§ **Stored data**
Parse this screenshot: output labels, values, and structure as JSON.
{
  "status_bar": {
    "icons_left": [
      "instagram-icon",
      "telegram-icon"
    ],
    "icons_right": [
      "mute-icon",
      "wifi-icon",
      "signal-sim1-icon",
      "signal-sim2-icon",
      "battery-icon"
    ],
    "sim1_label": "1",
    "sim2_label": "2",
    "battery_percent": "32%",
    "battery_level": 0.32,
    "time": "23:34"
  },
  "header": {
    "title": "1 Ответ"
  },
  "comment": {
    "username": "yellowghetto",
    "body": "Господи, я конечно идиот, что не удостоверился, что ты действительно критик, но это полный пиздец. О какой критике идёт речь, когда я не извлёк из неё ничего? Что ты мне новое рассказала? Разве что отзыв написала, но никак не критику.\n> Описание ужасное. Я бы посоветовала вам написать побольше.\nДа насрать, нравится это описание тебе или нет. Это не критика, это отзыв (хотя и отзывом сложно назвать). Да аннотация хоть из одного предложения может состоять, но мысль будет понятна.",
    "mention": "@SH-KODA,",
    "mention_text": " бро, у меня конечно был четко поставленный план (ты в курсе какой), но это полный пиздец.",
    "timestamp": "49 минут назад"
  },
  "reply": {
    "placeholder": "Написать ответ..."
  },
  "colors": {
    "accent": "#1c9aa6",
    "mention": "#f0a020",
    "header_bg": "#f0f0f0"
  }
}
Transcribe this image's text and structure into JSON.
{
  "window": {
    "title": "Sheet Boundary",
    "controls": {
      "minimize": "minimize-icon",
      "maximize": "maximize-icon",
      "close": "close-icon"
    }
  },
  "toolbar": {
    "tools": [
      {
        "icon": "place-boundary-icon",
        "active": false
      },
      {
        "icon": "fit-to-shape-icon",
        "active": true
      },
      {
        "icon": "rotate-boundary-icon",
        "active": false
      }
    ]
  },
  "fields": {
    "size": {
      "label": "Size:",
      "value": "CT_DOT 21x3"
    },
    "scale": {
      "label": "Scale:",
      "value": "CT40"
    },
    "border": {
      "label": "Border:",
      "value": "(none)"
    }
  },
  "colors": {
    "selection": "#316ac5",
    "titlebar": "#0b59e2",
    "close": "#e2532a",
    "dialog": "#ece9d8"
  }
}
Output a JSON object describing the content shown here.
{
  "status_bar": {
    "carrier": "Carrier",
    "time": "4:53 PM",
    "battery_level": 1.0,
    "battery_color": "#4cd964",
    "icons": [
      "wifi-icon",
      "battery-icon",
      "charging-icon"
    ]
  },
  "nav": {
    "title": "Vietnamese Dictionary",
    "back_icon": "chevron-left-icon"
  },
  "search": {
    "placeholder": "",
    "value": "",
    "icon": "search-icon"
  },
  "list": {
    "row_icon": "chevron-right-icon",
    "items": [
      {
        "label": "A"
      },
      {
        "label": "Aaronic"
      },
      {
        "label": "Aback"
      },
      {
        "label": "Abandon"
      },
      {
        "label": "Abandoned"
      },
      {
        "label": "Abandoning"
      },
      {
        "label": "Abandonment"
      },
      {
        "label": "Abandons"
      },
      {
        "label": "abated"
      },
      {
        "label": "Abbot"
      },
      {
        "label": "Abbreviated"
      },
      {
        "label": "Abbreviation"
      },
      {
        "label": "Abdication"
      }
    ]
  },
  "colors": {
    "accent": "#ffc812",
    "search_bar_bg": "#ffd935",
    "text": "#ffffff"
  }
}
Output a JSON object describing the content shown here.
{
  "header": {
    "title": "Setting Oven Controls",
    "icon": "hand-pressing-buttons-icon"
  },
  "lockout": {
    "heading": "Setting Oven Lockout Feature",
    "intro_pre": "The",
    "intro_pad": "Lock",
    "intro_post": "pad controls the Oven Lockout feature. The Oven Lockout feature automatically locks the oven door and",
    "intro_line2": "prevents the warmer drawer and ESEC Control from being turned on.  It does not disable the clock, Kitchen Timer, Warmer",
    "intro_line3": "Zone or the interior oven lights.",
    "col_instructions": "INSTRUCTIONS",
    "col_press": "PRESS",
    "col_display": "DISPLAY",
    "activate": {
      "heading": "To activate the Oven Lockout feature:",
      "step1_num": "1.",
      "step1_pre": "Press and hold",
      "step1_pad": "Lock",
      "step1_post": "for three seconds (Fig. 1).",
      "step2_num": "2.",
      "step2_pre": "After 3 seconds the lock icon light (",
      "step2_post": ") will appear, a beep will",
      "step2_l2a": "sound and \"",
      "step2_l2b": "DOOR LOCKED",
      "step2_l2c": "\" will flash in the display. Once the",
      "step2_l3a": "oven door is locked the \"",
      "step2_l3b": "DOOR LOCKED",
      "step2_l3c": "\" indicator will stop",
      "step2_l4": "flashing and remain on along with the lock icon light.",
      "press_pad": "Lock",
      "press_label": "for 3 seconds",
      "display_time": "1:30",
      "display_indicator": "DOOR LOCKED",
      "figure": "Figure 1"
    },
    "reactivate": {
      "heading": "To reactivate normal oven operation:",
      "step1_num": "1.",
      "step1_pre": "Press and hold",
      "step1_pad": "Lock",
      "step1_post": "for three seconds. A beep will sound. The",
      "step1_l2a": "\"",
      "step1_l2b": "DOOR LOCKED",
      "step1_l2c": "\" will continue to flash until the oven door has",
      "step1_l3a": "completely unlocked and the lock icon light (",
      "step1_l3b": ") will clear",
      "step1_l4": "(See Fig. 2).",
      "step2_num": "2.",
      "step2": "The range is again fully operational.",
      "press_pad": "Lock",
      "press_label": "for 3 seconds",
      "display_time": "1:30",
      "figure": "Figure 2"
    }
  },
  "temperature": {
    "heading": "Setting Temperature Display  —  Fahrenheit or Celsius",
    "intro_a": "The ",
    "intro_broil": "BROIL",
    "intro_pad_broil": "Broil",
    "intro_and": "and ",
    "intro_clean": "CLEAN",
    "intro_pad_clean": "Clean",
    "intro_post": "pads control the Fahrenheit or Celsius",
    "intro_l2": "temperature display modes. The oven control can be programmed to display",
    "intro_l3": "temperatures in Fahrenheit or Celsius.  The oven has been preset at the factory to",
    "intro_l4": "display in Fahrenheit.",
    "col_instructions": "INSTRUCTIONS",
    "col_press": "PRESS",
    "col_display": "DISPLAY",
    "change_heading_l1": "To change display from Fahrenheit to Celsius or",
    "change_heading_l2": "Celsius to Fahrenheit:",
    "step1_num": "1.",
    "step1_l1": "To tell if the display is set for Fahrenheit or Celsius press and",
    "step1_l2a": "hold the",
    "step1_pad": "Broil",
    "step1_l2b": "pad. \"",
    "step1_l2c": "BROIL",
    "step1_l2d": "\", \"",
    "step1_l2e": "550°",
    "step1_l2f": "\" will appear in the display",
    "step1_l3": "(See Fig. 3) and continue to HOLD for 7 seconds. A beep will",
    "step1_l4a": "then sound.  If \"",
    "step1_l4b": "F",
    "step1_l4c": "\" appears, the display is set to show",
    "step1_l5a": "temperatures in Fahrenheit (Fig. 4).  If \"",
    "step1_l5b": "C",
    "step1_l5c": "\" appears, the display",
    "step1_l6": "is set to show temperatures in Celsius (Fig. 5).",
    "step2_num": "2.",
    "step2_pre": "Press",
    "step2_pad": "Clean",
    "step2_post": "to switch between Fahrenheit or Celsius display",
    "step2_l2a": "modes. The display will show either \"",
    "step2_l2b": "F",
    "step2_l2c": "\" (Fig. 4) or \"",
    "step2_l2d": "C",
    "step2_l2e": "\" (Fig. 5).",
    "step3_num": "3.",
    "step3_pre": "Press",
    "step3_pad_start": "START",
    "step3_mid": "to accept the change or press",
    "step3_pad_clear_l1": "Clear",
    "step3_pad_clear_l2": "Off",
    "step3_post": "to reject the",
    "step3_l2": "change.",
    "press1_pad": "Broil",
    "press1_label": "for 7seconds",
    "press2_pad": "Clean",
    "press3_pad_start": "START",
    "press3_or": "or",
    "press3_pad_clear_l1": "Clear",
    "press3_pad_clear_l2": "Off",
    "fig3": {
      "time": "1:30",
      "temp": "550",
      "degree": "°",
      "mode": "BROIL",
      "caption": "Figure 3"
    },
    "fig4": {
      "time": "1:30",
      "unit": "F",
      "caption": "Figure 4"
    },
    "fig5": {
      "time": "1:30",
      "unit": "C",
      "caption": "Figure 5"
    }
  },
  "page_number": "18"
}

§ **DIRECTION**
Gather each line in the data that holds the string "caption".

§ **WRITTEN ANSWER**
      "caption": "Figure 3"
      "caption": "Figure 4"
      "caption": "Figure 5"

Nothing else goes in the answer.